• GIVEN TASK:
Each line that holds the word "this" counts once; give the total number of such lines and nothing else.

[Extracted data entries]
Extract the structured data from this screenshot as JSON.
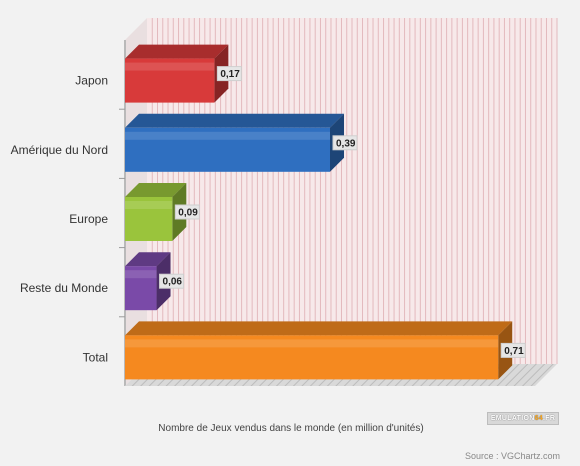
{
  "chart_data": {
    "type": "bar",
    "orientation": "horizontal",
    "categories": [
      "Japon",
      "Amérique du Nord",
      "Europe",
      "Reste du Monde",
      "Total"
    ],
    "values": [
      0.17,
      0.39,
      0.09,
      0.06,
      0.71
    ],
    "value_labels": [
      "0,17",
      "0,39",
      "0,09",
      "0,06",
      "0,71"
    ],
    "xlabel": "Nombre de Jeux vendus dans le monde (en million d'unités)",
    "xlim": [
      0,
      0.78
    ],
    "grid": "vertical",
    "legend": "none",
    "colors": [
      "#d83a3a",
      "#2f6fc0",
      "#9ac43c",
      "#7a4aa8",
      "#f5891f"
    ]
  },
  "source_text": "Source : VGChartz.com",
  "logo": {
    "main": "EMULATION",
    "accent": "64",
    "suffix": ".FR"
  }
}
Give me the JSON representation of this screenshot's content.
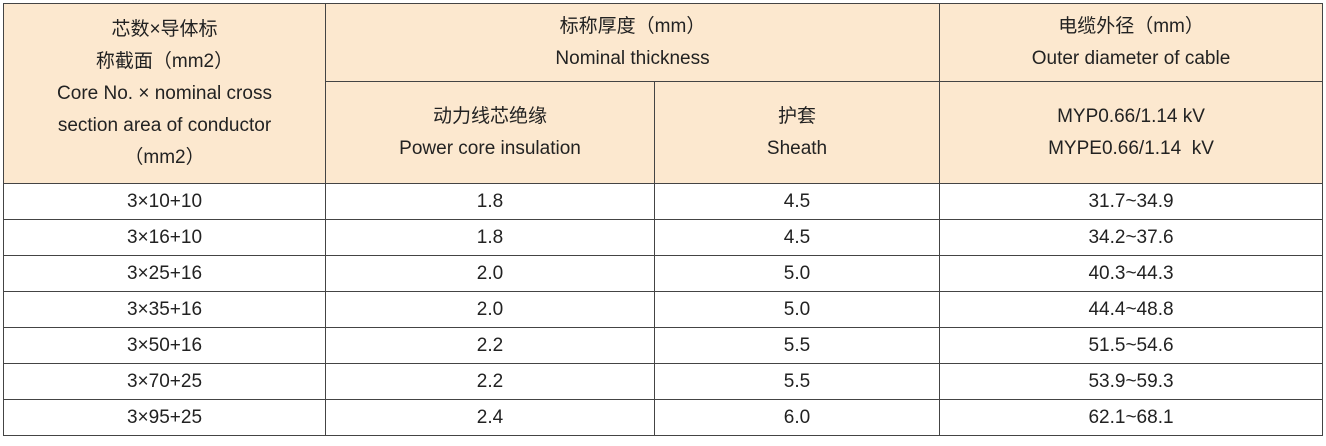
{
  "table": {
    "header": {
      "size": [
        "芯数×导体标",
        "称截面（mm2）",
        "Core No. × nominal cross",
        "section area of conductor",
        "（mm2）"
      ],
      "thickness": [
        "标称厚度（mm）",
        "Nominal thickness"
      ],
      "insulation": [
        "动力线芯绝缘",
        "Power core insulation"
      ],
      "sheath": [
        "护套",
        "Sheath"
      ],
      "diameter": [
        "电缆外径（mm）",
        "Outer diameter of cable"
      ],
      "voltage": [
        "MYP0.66/1.14 kV",
        "MYPE0.66/1.14  kV"
      ]
    },
    "rows": [
      [
        "3×10+10",
        "1.8",
        "4.5",
        "31.7~34.9"
      ],
      [
        "3×16+10",
        "1.8",
        "4.5",
        "34.2~37.6"
      ],
      [
        "3×25+16",
        "2.0",
        "5.0",
        "40.3~44.3"
      ],
      [
        "3×35+16",
        "2.0",
        "5.0",
        "44.4~48.8"
      ],
      [
        "3×50+16",
        "2.2",
        "5.5",
        "51.5~54.6"
      ],
      [
        "3×70+25",
        "2.2",
        "5.5",
        "53.9~59.3"
      ],
      [
        "3×95+25",
        "2.4",
        "6.0",
        "62.1~68.1"
      ]
    ]
  }
}
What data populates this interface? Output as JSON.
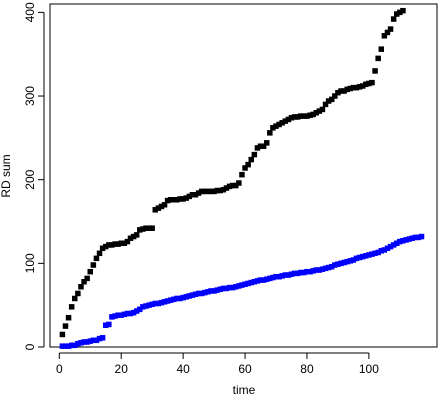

• COMPLETE RESPONSE:
3